• **Given request**: Copy the listing lines verbatim, from the line containing "Text: i 138: i 138 <box>506 475 535 484</box>" through the line containing "Text: Sheet 117".

• **Provided records**:
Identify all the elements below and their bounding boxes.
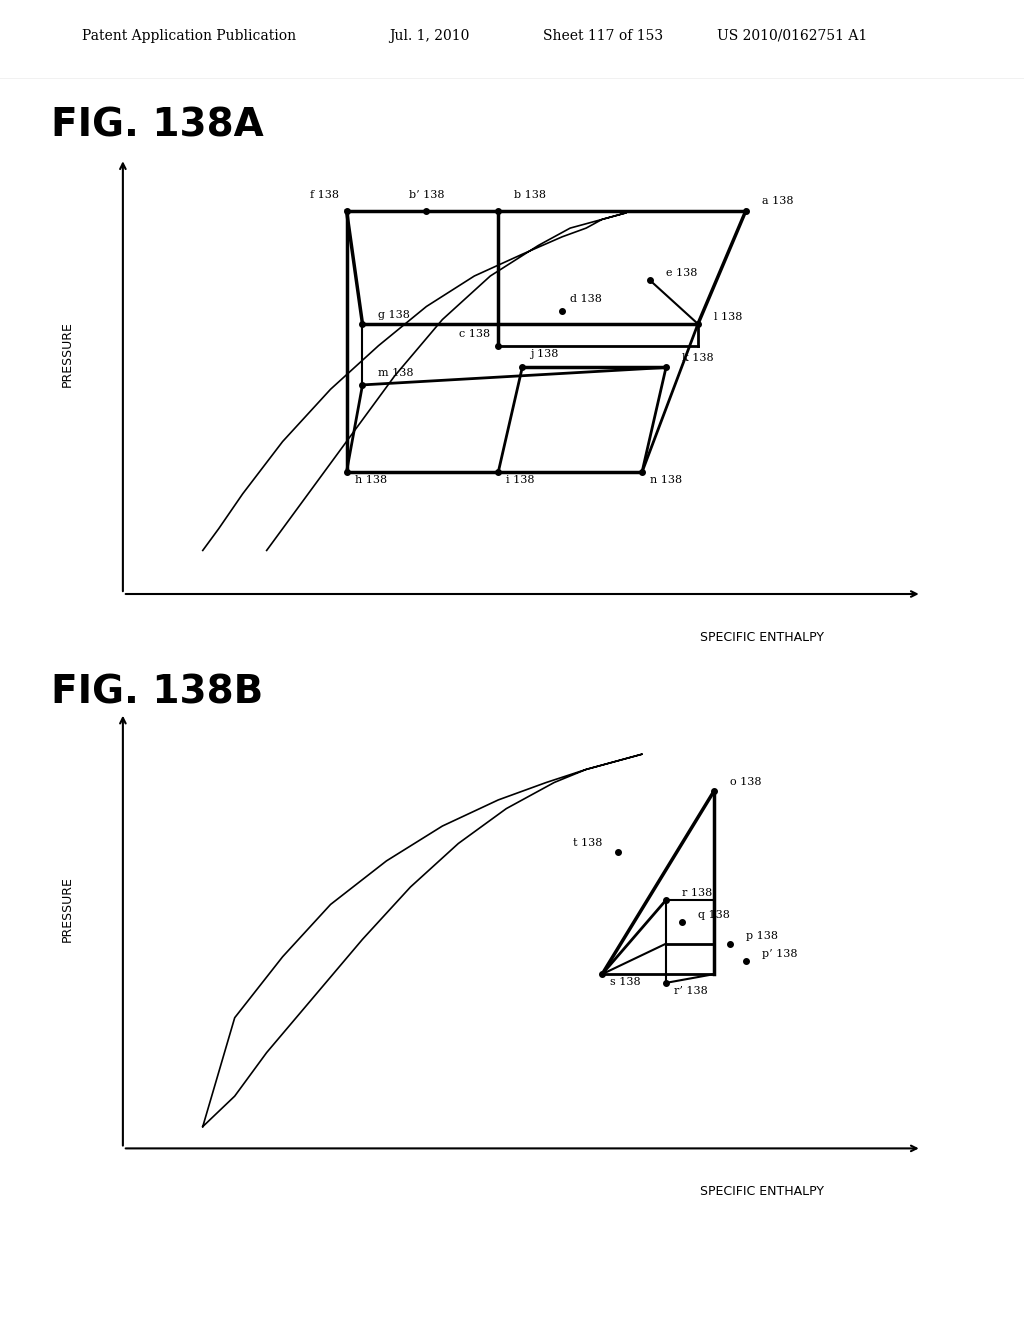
Text: i 138: i 138 <box>506 475 535 484</box>
Text: m 138: m 138 <box>379 368 414 379</box>
Text: l 138: l 138 <box>714 312 742 322</box>
Text: p’ 138: p’ 138 <box>762 949 798 958</box>
Text: d 138: d 138 <box>570 294 602 305</box>
Text: b 138: b 138 <box>514 190 546 199</box>
Text: r’ 138: r’ 138 <box>674 986 708 995</box>
Text: Patent Application Publication: Patent Application Publication <box>82 29 296 42</box>
Text: r 138: r 138 <box>682 888 713 898</box>
Text: Sheet 117 of 153: Sheet 117 of 153 <box>543 29 663 42</box>
Text: p 138: p 138 <box>745 932 778 941</box>
Text: h 138: h 138 <box>354 475 387 484</box>
Text: j 138: j 138 <box>530 348 559 359</box>
Text: c 138: c 138 <box>459 329 490 339</box>
Text: SPECIFIC ENTHALPY: SPECIFIC ENTHALPY <box>699 631 824 644</box>
Text: PRESSURE: PRESSURE <box>60 876 74 941</box>
Text: k 138: k 138 <box>682 354 714 363</box>
Text: f 138: f 138 <box>309 190 339 199</box>
Text: Jul. 1, 2010: Jul. 1, 2010 <box>389 29 469 42</box>
Text: e 138: e 138 <box>666 268 697 279</box>
Text: s 138: s 138 <box>610 977 641 987</box>
Text: PRESSURE: PRESSURE <box>60 322 74 387</box>
Text: b’ 138: b’ 138 <box>409 190 444 199</box>
Text: g 138: g 138 <box>379 310 411 319</box>
Text: q 138: q 138 <box>698 909 730 920</box>
Text: a 138: a 138 <box>762 197 794 206</box>
Text: FIG. 138A: FIG. 138A <box>51 107 264 144</box>
Text: t 138: t 138 <box>572 838 602 847</box>
Text: US 2010/0162751 A1: US 2010/0162751 A1 <box>717 29 867 42</box>
Text: n 138: n 138 <box>650 475 682 484</box>
Text: SPECIFIC ENTHALPY: SPECIFIC ENTHALPY <box>699 1185 824 1199</box>
Text: FIG. 138B: FIG. 138B <box>51 675 263 711</box>
Text: o 138: o 138 <box>730 777 762 787</box>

• **Complete response**:
Text: i 138: i 138 <box>506 475 535 484</box>
Text: m 138: m 138 <box>379 368 414 379</box>
Text: l 138: l 138 <box>714 312 742 322</box>
Text: p’ 138: p’ 138 <box>762 949 798 958</box>
Text: d 138: d 138 <box>570 294 602 305</box>
Text: b 138: b 138 <box>514 190 546 199</box>
Text: r’ 138: r’ 138 <box>674 986 708 995</box>
Text: Patent Application Publication: Patent Application Publication <box>82 29 296 42</box>
Text: r 138: r 138 <box>682 888 713 898</box>
Text: Sheet 117 of 153: Sheet 117 of 153 <box>543 29 663 42</box>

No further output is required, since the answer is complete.